Excerpt Block Start
In previous topic I've found out that my task is a good candidate for FJP/Executors.newWorkStealingPool()

Let me remind the code base(it is artificial code which demonstrated my real problem):

fun main(args: Array<String>) {
    val start = System.currentTimeMillis()
    Internal().doWork()
    println("Duration is ${(System.currentTimeMillis() - start)/1000} sec")
}

class Internal {

    fun doWork() {

        val pool = ThreadPoolExecutor(
        3, Integer.MAX_VALUE,
        60L, TimeUnit.SECONDS,
        ArrayBlockingQueue(1000),
    )

        val future = CompletableFuture.supplyAsync(
            {
                // 1 subtask
                val future1 = CompletableFuture.supplyAsync(
                    {
                        (1..10).map {
                            CompletableFuture.supplyAsync(SingleExternalCall(), pool)
                        }.sumOf { it.join() }
                    },
                    pool,
                )
                // 2 subtask
                val future2 = CompletableFuture.supplyAsync(
                    {
                        (1..5).map {
                            CompletableFuture.supplyAsync(SingleExternalCall(), pool)
                        }.sumOf { it.join() }
                    },
                    pool,
                )
                // aggregate
                future1.join() + future2.join()
            },
            pool,
        )
        println(future.join())
    }

    class SingleExternalCall : Supplier<Int> {

        override fun get(): Int {
            Thread.sleep(5000)
            return counter.incrementAndGet().toInt()
        }
    }

Let me provide several arguments:

  1. In most tutorials about FJP authors implements RecursiveAction/RecursiveTask and then do smth like this:
  MyRecursiveTask myRecursiveTask = new MyRecursiveTask(128);
  long mergedResult = forkJoinPool.invoke(myRecursiveTask);
  System.out.println("mergedResult = " + mergedResult);

The trick here that RecursiveTask knows how to estimate if task smal enough to execute inplace and otherwise divide for smaller the same tasks:

public class MyRecursiveTask extends RecursiveTask<Long> {

    private long workLoad = 0;

    public MyRecursiveTask(long workLoad) {
        this.workLoad = workLoad;
    }

    protected Long compute() {

        //if work is above threshold, break tasks up into smaller tasks
        if(this.workLoad > 16) {
            System.out.println("Splitting workLoad : " + this.workLoad);

            long workload1 = this.workLoad / 2;
            long workload2 = this.workLoad - workload1;

            MyRecursiveTask subtask1 = new MyRecursiveTask(workload1);
            MyRecursiveTask subtask2 = new MyRecursiveTask(workload2);

            subtask1.fork();
            subtask2.fork();

            long result = 0;
            result += subtask1.join();
            result += subtask2.join();
            return result;

        } else {
            System.out.println("Doing workLoad myself: " + this.workLoad);
            return workLoad * 3;
        }
    }
}
  1. ExecutorService.newWorkStealingPool() == ForkJoinPool
public static ExecutorService.newWorkStealingPool() {
        return new ForkJoinPool
            (Runtime.getRuntime().availableProcessors(),
             ForkJoinPool.defaultForkJoinWorkerThreadFactory,
             null, true);
    }

So my question is:

Is there reason to use code like this ?
Excerpt Block End
Exercise data Block Start
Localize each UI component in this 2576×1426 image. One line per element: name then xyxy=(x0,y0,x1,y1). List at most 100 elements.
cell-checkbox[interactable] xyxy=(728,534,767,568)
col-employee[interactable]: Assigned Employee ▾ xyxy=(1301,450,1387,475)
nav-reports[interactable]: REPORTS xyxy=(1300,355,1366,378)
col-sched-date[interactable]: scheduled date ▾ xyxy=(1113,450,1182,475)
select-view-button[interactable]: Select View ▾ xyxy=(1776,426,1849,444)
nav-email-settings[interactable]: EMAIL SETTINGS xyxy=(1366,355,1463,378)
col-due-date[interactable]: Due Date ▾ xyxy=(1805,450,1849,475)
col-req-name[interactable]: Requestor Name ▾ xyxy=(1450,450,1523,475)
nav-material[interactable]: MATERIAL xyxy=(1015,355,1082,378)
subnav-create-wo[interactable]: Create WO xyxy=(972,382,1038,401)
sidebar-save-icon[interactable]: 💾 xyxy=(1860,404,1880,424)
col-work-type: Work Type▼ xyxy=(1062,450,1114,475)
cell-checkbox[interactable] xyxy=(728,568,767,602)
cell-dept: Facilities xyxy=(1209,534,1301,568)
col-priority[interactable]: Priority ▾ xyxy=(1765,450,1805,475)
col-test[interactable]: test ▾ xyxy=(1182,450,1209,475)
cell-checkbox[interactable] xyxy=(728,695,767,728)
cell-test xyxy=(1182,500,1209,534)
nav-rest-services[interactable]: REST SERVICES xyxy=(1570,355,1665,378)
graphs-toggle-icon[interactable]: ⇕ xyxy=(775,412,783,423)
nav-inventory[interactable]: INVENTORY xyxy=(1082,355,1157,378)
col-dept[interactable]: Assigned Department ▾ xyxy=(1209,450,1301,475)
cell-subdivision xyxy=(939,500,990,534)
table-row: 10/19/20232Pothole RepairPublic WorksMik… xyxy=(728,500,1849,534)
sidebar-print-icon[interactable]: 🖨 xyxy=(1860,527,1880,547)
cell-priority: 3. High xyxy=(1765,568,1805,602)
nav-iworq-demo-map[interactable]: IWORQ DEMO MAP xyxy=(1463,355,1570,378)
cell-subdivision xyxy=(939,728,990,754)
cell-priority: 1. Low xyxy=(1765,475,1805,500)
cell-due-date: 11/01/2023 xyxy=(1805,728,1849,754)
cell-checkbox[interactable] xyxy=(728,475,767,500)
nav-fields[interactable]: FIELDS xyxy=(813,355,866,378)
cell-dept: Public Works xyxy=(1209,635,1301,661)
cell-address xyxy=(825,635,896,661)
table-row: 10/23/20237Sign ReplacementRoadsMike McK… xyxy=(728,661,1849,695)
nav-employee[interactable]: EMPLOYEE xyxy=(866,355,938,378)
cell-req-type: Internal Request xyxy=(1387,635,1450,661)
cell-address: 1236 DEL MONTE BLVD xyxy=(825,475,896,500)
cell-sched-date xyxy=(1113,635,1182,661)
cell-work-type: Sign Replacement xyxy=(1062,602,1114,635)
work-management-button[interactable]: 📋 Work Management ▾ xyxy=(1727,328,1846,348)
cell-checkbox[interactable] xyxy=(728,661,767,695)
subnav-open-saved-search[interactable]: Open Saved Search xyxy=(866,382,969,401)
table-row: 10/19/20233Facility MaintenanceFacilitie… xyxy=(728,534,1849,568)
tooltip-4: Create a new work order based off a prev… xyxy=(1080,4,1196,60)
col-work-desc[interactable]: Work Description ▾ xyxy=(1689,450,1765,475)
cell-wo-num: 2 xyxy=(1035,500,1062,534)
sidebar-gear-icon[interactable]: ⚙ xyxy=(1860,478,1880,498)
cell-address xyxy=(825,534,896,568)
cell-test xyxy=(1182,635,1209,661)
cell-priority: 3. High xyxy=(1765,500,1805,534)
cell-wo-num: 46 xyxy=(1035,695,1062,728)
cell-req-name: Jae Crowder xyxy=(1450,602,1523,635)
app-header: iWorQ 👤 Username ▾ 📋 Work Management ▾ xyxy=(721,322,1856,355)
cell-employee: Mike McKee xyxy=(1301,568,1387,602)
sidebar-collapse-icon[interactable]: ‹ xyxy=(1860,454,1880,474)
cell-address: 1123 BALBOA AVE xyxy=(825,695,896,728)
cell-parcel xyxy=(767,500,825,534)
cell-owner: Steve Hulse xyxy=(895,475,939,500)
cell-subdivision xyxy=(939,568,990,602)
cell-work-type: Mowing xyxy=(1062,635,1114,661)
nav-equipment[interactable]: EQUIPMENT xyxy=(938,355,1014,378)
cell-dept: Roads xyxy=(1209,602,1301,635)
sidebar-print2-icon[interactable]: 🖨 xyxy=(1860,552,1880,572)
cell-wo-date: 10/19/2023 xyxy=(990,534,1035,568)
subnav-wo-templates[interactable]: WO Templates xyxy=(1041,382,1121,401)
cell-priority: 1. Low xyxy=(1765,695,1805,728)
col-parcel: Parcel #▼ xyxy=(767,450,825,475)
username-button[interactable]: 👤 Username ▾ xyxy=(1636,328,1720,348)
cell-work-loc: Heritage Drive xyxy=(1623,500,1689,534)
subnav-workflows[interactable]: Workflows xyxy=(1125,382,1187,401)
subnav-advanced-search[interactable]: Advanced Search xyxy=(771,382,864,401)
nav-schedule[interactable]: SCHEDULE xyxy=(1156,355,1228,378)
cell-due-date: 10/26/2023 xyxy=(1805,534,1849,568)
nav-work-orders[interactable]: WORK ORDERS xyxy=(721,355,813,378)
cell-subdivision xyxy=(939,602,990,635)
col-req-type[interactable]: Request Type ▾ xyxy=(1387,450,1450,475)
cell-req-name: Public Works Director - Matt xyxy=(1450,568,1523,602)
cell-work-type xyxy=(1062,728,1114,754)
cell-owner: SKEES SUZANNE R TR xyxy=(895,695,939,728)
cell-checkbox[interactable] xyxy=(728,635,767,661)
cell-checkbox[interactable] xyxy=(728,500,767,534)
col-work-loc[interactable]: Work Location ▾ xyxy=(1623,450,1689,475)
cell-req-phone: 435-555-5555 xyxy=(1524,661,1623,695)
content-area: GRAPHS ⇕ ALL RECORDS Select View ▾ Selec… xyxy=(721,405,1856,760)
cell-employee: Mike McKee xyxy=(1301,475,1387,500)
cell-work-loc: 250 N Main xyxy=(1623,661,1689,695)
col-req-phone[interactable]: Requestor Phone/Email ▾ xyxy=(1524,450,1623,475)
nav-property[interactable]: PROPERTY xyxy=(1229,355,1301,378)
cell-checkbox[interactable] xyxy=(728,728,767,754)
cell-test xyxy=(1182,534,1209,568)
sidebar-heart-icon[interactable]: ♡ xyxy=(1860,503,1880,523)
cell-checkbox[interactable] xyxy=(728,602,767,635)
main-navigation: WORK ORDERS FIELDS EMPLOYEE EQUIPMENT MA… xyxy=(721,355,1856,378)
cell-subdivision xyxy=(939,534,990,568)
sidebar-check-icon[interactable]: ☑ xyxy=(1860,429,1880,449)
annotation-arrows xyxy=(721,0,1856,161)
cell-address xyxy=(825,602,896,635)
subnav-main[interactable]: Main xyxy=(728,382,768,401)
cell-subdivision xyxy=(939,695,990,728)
Exercise data Block End
To do: Write out the part of the ForkJoinPool post that begins with "class SingleExternalCall : Supplier<Int>" and continues through "return counter.incrementAndGet().toInt()". These rows have no connection to the ForkJoinPool post.

Exercise result:
class SingleExternalCall : Supplier<Int> {

        override fun get(): Int {
            Thread.sleep(5000)
            return counter.incrementAndGet().toInt()